BRIEF - Are you able to quote each entry exactly as written?

DATASET RECORDS -
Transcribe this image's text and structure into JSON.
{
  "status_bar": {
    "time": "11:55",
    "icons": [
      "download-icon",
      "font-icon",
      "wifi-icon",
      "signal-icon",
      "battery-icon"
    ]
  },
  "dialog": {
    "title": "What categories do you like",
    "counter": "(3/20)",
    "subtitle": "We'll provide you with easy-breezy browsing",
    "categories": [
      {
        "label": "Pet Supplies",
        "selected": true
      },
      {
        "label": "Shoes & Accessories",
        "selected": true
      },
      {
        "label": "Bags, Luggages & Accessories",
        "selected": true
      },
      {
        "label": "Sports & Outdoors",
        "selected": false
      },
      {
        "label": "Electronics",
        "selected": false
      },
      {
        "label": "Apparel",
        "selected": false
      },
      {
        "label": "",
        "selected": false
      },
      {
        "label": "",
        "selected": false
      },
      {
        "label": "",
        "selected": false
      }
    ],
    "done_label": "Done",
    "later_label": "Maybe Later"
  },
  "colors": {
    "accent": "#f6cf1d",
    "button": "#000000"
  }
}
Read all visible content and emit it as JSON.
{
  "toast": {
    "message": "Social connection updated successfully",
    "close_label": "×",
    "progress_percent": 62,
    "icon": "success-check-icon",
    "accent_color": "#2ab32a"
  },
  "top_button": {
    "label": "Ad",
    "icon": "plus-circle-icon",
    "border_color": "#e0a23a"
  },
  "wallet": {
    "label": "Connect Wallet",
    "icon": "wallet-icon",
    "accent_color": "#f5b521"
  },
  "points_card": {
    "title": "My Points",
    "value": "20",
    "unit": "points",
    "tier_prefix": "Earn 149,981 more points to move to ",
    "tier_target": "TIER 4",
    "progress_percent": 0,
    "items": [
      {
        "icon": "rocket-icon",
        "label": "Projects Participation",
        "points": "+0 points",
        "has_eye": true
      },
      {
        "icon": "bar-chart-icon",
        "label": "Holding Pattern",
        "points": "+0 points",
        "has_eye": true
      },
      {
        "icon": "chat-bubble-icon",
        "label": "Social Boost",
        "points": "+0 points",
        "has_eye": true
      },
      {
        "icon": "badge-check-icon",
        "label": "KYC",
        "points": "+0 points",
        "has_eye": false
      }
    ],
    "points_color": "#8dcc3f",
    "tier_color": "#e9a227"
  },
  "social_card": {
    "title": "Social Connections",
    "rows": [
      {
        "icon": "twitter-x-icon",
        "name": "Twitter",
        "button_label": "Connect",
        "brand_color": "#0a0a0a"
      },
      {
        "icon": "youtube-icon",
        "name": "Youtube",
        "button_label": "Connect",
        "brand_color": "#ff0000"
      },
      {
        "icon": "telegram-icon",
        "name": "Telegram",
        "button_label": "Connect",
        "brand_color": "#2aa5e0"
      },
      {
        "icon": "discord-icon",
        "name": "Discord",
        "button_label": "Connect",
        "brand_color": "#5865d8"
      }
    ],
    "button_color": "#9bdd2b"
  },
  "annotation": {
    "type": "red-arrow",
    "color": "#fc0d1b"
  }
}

THE COMPLETED TASK -
Transcribe this image's text and structure into JSON.
{
  "status_bar": {
    "time": "11:55",
    "icons": [
      "download-icon",
      "font-icon",
      "wifi-icon",
      "signal-icon",
      "battery-icon"
    ]
  },
  "dialog": {
    "title": "What categories do you like",
    "counter": "(3/20)",
    "subtitle": "We'll provide you with easy-breezy browsing",
    "categories": [
      {
        "label": "Pet Supplies",
        "selected": true
      },
      {
        "label": "Shoes & Accessories",
        "selected": true
      },
      {
        "label": "Bags, Luggages & Accessories",
        "selected": true
      },
      {
        "label": "Sports & Outdoors",
        "selected": false
      },
      {
        "label": "Electronics",
        "selected": false
      },
      {
        "label": "Apparel",
        "selected": false
      },
      {
        "label": "",
        "selected": false
      },
      {
        "label": "",
        "selected": false
      },
      {
        "label": "",
        "selected": false
      }
    ],
    "done_label": "Done",
    "later_label": "Maybe Later"
  },
  "colors": {
    "accent": "#f6cf1d",
    "button": "#000000"
  }
}
Read all visible content and emit it as JSON.
{
  "toast": {
    "message": "Social connection updated successfully",
    "close_label": "×",
    "progress_percent": 62,
    "icon": "success-check-icon",
    "accent_color": "#2ab32a"
  },
  "top_button": {
    "label": "Ad",
    "icon": "plus-circle-icon",
    "border_color": "#e0a23a"
  },
  "wallet": {
    "label": "Connect Wallet",
    "icon": "wallet-icon",
    "accent_color": "#f5b521"
  },
  "points_card": {
    "title": "My Points",
    "value": "20",
    "unit": "points",
    "tier_prefix": "Earn 149,981 more points to move to ",
    "tier_target": "TIER 4",
    "progress_percent": 0,
    "items": [
      {
        "icon": "rocket-icon",
        "label": "Projects Participation",
        "points": "+0 points",
        "has_eye": true
      },
      {
        "icon": "bar-chart-icon",
        "label": "Holding Pattern",
        "points": "+0 points",
        "has_eye": true
      },
      {
        "icon": "chat-bubble-icon",
        "label": "Social Boost",
        "points": "+0 points",
        "has_eye": true
      },
      {
        "icon": "badge-check-icon",
        "label": "KYC",
        "points": "+0 points",
        "has_eye": false
      }
    ],
    "points_color": "#8dcc3f",
    "tier_color": "#e9a227"
  },
  "social_card": {
    "title": "Social Connections",
    "rows": [
      {
        "icon": "twitter-x-icon",
        "name": "Twitter",
        "button_label": "Connect",
        "brand_color": "#0a0a0a"
      },
      {
        "icon": "youtube-icon",
        "name": "Youtube",
        "button_label": "Connect",
        "brand_color": "#ff0000"
      },
      {
        "icon": "telegram-icon",
        "name": "Telegram",
        "button_label": "Connect",
        "brand_color": "#2aa5e0"
      },
      {
        "icon": "discord-icon",
        "name": "Discord",
        "button_label": "Connect",
        "brand_color": "#5865d8"
      }
    ],
    "button_color": "#9bdd2b"
  },
  "annotation": {
    "type": "red-arrow",
    "color": "#fc0d1b"
  }
}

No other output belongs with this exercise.